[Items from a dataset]
--

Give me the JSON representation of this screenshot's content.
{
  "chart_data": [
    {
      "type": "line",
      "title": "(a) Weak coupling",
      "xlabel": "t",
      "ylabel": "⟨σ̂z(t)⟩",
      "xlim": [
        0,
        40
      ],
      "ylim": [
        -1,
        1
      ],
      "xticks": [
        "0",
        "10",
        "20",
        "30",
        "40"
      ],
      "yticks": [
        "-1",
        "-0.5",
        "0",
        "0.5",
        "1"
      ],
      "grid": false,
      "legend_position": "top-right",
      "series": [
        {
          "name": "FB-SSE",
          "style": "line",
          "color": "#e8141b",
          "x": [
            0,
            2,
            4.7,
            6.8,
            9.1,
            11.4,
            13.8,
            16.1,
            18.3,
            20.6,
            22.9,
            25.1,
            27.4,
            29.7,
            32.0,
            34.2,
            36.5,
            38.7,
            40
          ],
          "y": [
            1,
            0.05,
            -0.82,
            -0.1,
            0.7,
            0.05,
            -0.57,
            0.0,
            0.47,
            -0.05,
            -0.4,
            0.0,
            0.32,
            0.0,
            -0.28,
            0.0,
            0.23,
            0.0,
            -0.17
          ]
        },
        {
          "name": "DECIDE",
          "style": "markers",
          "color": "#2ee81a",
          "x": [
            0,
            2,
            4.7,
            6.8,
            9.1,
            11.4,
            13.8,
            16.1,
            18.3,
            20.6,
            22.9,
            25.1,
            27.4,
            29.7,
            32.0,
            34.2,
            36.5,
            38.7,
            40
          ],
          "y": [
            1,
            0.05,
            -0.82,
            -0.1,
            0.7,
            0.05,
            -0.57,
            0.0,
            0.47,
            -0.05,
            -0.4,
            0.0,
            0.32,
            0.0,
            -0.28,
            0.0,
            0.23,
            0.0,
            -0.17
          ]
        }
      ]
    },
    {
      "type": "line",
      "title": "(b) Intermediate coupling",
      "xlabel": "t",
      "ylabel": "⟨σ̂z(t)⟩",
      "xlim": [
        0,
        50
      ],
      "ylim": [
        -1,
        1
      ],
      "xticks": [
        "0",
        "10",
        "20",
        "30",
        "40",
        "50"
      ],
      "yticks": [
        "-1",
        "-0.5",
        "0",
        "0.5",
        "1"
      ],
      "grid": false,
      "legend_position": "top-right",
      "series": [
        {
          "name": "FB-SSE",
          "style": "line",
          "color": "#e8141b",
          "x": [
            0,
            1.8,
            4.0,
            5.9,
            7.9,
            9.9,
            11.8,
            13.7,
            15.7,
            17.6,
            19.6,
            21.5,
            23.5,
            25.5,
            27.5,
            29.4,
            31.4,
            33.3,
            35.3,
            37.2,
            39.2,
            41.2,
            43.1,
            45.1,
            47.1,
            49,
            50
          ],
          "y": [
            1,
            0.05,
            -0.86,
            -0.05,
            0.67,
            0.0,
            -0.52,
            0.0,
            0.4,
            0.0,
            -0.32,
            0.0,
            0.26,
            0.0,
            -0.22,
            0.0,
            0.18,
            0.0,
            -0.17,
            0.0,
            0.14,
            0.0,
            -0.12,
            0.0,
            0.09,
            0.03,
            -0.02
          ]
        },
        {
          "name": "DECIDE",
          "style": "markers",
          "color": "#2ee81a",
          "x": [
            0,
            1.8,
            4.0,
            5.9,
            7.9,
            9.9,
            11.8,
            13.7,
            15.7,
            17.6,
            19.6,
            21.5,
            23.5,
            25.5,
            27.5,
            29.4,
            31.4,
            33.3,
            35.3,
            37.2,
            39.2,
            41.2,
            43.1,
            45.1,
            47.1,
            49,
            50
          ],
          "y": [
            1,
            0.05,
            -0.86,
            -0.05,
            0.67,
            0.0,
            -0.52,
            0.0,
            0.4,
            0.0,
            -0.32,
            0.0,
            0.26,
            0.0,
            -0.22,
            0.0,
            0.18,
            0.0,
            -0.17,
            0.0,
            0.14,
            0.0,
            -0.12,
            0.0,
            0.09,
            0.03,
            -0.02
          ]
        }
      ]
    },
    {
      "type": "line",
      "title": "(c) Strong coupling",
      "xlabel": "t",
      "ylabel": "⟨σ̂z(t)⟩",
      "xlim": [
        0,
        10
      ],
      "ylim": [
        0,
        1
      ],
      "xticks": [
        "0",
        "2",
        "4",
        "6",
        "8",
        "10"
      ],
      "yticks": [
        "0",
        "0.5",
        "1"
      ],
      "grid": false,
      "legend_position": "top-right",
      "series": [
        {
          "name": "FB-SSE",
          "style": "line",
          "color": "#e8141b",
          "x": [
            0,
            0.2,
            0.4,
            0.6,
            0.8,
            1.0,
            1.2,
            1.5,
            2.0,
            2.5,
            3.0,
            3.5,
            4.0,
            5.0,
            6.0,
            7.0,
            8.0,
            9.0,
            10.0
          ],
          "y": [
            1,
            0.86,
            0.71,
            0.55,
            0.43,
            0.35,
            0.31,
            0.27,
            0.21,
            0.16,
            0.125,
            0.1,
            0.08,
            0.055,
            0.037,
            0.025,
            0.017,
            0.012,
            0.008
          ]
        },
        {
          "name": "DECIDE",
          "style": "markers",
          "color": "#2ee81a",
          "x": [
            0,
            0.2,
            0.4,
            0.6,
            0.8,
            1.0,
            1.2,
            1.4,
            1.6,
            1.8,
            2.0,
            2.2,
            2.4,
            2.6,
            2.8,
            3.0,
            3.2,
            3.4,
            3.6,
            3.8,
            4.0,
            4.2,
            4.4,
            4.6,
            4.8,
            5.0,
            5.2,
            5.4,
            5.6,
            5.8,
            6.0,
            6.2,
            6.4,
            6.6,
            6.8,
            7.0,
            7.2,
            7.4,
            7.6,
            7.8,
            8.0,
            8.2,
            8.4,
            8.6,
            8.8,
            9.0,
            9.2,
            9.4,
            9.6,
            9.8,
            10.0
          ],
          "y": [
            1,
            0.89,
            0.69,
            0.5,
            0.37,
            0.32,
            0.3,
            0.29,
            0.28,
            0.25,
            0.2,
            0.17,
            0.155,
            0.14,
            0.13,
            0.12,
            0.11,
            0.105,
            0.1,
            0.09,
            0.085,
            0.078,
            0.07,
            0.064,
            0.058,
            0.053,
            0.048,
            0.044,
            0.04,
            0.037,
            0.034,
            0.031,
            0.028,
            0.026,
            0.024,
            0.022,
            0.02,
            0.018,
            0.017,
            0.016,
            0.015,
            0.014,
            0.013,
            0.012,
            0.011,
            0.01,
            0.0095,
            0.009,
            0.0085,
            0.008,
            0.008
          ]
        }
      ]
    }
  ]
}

--

SHORT EXERCISE
Repeat all the records. Match each line exactly.

THE SOLUTION
Give me the JSON representation of this screenshot's content.
{
  "chart_data": [
    {
      "type": "line",
      "title": "(a) Weak coupling",
      "xlabel": "t",
      "ylabel": "⟨σ̂z(t)⟩",
      "xlim": [
        0,
        40
      ],
      "ylim": [
        -1,
        1
      ],
      "xticks": [
        "0",
        "10",
        "20",
        "30",
        "40"
      ],
      "yticks": [
        "-1",
        "-0.5",
        "0",
        "0.5",
        "1"
      ],
      "grid": false,
      "legend_position": "top-right",
      "series": [
        {
          "name": "FB-SSE",
          "style": "line",
          "color": "#e8141b",
          "x": [
            0,
            2,
            4.7,
            6.8,
            9.1,
            11.4,
            13.8,
            16.1,
            18.3,
            20.6,
            22.9,
            25.1,
            27.4,
            29.7,
            32.0,
            34.2,
            36.5,
            38.7,
            40
          ],
          "y": [
            1,
            0.05,
            -0.82,
            -0.1,
            0.7,
            0.05,
            -0.57,
            0.0,
            0.47,
            -0.05,
            -0.4,
            0.0,
            0.32,
            0.0,
            -0.28,
            0.0,
            0.23,
            0.0,
            -0.17
          ]
        },
        {
          "name": "DECIDE",
          "style": "markers",
          "color": "#2ee81a",
          "x": [
            0,
            2,
            4.7,
            6.8,
            9.1,
            11.4,
            13.8,
            16.1,
            18.3,
            20.6,
            22.9,
            25.1,
            27.4,
            29.7,
            32.0,
            34.2,
            36.5,
            38.7,
            40
          ],
          "y": [
            1,
            0.05,
            -0.82,
            -0.1,
            0.7,
            0.05,
            -0.57,
            0.0,
            0.47,
            -0.05,
            -0.4,
            0.0,
            0.32,
            0.0,
            -0.28,
            0.0,
            0.23,
            0.0,
            -0.17
          ]
        }
      ]
    },
    {
      "type": "line",
      "title": "(b) Intermediate coupling",
      "xlabel": "t",
      "ylabel": "⟨σ̂z(t)⟩",
      "xlim": [
        0,
        50
      ],
      "ylim": [
        -1,
        1
      ],
      "xticks": [
        "0",
        "10",
        "20",
        "30",
        "40",
        "50"
      ],
      "yticks": [
        "-1",
        "-0.5",
        "0",
        "0.5",
        "1"
      ],
      "grid": false,
      "legend_position": "top-right",
      "series": [
        {
          "name": "FB-SSE",
          "style": "line",
          "color": "#e8141b",
          "x": [
            0,
            1.8,
            4.0,
            5.9,
            7.9,
            9.9,
            11.8,
            13.7,
            15.7,
            17.6,
            19.6,
            21.5,
            23.5,
            25.5,
            27.5,
            29.4,
            31.4,
            33.3,
            35.3,
            37.2,
            39.2,
            41.2,
            43.1,
            45.1,
            47.1,
            49,
            50
          ],
          "y": [
            1,
            0.05,
            -0.86,
            -0.05,
            0.67,
            0.0,
            -0.52,
            0.0,
            0.4,
            0.0,
            -0.32,
            0.0,
            0.26,
            0.0,
            -0.22,
            0.0,
            0.18,
            0.0,
            -0.17,
            0.0,
            0.14,
            0.0,
            -0.12,
            0.0,
            0.09,
            0.03,
            -0.02
          ]
        },
        {
          "name": "DECIDE",
          "style": "markers",
          "color": "#2ee81a",
          "x": [
            0,
            1.8,
            4.0,
            5.9,
            7.9,
            9.9,
            11.8,
            13.7,
            15.7,
            17.6,
            19.6,
            21.5,
            23.5,
            25.5,
            27.5,
            29.4,
            31.4,
            33.3,
            35.3,
            37.2,
            39.2,
            41.2,
            43.1,
            45.1,
            47.1,
            49,
            50
          ],
          "y": [
            1,
            0.05,
            -0.86,
            -0.05,
            0.67,
            0.0,
            -0.52,
            0.0,
            0.4,
            0.0,
            -0.32,
            0.0,
            0.26,
            0.0,
            -0.22,
            0.0,
            0.18,
            0.0,
            -0.17,
            0.0,
            0.14,
            0.0,
            -0.12,
            0.0,
            0.09,
            0.03,
            -0.02
          ]
        }
      ]
    },
    {
      "type": "line",
      "title": "(c) Strong coupling",
      "xlabel": "t",
      "ylabel": "⟨σ̂z(t)⟩",
      "xlim": [
        0,
        10
      ],
      "ylim": [
        0,
        1
      ],
      "xticks": [
        "0",
        "2",
        "4",
        "6",
        "8",
        "10"
      ],
      "yticks": [
        "0",
        "0.5",
        "1"
      ],
      "grid": false,
      "legend_position": "top-right",
      "series": [
        {
          "name": "FB-SSE",
          "style": "line",
          "color": "#e8141b",
          "x": [
            0,
            0.2,
            0.4,
            0.6,
            0.8,
            1.0,
            1.2,
            1.5,
            2.0,
            2.5,
            3.0,
            3.5,
            4.0,
            5.0,
            6.0,
            7.0,
            8.0,
            9.0,
            10.0
          ],
          "y": [
            1,
            0.86,
            0.71,
            0.55,
            0.43,
            0.35,
            0.31,
            0.27,
            0.21,
            0.16,
            0.125,
            0.1,
            0.08,
            0.055,
            0.037,
            0.025,
            0.017,
            0.012,
            0.008
          ]
        },
        {
          "name": "DECIDE",
          "style": "markers",
          "color": "#2ee81a",
          "x": [
            0,
            0.2,
            0.4,
            0.6,
            0.8,
            1.0,
            1.2,
            1.4,
            1.6,
            1.8,
            2.0,
            2.2,
            2.4,
            2.6,
            2.8,
            3.0,
            3.2,
            3.4,
            3.6,
            3.8,
            4.0,
            4.2,
            4.4,
            4.6,
            4.8,
            5.0,
            5.2,
            5.4,
            5.6,
            5.8,
            6.0,
            6.2,
            6.4,
            6.6,
            6.8,
            7.0,
            7.2,
            7.4,
            7.6,
            7.8,
            8.0,
            8.2,
            8.4,
            8.6,
            8.8,
            9.0,
            9.2,
            9.4,
            9.6,
            9.8,
            10.0
          ],
          "y": [
            1,
            0.89,
            0.69,
            0.5,
            0.37,
            0.32,
            0.3,
            0.29,
            0.28,
            0.25,
            0.2,
            0.17,
            0.155,
            0.14,
            0.13,
            0.12,
            0.11,
            0.105,
            0.1,
            0.09,
            0.085,
            0.078,
            0.07,
            0.064,
            0.058,
            0.053,
            0.048,
            0.044,
            0.04,
            0.037,
            0.034,
            0.031,
            0.028,
            0.026,
            0.024,
            0.022,
            0.02,
            0.018,
            0.017,
            0.016,
            0.015,
            0.014,
            0.013,
            0.012,
            0.011,
            0.01,
            0.0095,
            0.009,
            0.0085,
            0.008,
            0.008
          ]
        }
      ]
    }
  ]
}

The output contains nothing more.